| Document segment |
Quick comment on the Noise projection plot

SEI_sensor_noise includes the local to cartesian-basis noise correction factors (added in 2021)

see SEI log 1786, or the help the SEI_sensor_noise

For Example.
>> freq = logspace(-1,2, 1000);
>> cps_noise_1mm = SEI_sensor_noise('ADE_1mm', freq);
>> proj = SEI_sensor_noise('projections');
>> stg1_cps_x_noise = proj.bsc.stg1.cps.x * cps_noise_1mm;

jeffrey.kissel@LIGO.ORG - 13:58, Monday 12 June 2023 (70370)
Regarding the influence of CPS DIFF on these results
J. Kissel, A. Pele, J. Warner

Arnaud reminded that CPS DIFF exists -- and asks the legit question "is CPS DIFF on, confusing your results and conclusions?"
In short: Yes, (HAM3-HAM2) CPS diff is ON, and influencing platform motion between 1.5 mHz and 0.48 Hz.

| What to work on |
Copy the log entry again starting at "Arnaud reminded that" and ending at "and 0.48 Hz.", substituting "table motion" for "platform motion". None of the items are needed here.

| Information given |
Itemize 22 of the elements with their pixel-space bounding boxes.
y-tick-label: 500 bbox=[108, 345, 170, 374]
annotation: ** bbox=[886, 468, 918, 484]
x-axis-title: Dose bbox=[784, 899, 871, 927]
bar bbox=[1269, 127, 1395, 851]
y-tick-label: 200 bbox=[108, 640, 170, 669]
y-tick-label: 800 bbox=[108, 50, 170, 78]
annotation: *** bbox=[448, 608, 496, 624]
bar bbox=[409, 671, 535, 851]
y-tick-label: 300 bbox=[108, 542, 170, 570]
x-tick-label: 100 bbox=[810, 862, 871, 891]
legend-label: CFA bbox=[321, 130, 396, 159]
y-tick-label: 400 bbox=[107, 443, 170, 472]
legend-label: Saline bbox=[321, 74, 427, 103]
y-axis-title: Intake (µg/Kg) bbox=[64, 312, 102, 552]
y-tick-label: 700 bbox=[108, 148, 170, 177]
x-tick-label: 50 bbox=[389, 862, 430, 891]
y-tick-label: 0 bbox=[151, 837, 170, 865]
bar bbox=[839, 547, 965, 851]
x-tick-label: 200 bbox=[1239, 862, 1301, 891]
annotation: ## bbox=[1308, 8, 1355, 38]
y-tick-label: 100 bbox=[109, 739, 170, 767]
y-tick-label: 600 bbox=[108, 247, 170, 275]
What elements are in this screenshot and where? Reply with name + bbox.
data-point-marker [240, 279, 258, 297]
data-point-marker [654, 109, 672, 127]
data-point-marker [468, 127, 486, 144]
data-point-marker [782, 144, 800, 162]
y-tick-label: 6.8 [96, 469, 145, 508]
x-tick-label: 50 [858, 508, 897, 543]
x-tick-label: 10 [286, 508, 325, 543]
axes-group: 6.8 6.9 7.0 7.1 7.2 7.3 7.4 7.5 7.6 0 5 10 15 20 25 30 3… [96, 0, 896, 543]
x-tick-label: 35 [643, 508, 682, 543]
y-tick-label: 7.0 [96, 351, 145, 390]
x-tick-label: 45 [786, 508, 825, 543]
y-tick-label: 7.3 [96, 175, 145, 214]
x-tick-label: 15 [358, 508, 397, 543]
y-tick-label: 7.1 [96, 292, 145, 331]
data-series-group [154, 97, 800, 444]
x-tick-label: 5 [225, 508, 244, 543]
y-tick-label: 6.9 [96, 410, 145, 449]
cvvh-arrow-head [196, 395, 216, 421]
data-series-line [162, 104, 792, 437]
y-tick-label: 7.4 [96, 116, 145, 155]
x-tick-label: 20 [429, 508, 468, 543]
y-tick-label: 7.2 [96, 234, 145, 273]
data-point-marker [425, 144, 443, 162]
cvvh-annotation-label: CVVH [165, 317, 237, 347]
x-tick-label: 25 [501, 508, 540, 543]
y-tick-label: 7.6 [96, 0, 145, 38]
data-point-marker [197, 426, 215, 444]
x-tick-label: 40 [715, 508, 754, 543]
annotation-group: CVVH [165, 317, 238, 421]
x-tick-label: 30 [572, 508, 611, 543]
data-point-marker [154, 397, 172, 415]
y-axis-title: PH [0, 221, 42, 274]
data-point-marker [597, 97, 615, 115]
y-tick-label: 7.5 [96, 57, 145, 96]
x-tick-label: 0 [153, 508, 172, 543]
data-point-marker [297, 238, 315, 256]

| Exercise solution |
Arnaud reminded that CPS DIFF exists -- and asks the legit question "is CPS DIFF on, confusing your results and conclusions?"
In short: Yes, (HAM3-HAM2) CPS diff is ON, and influencing table motion between 1.5 mHz and 0.48 Hz.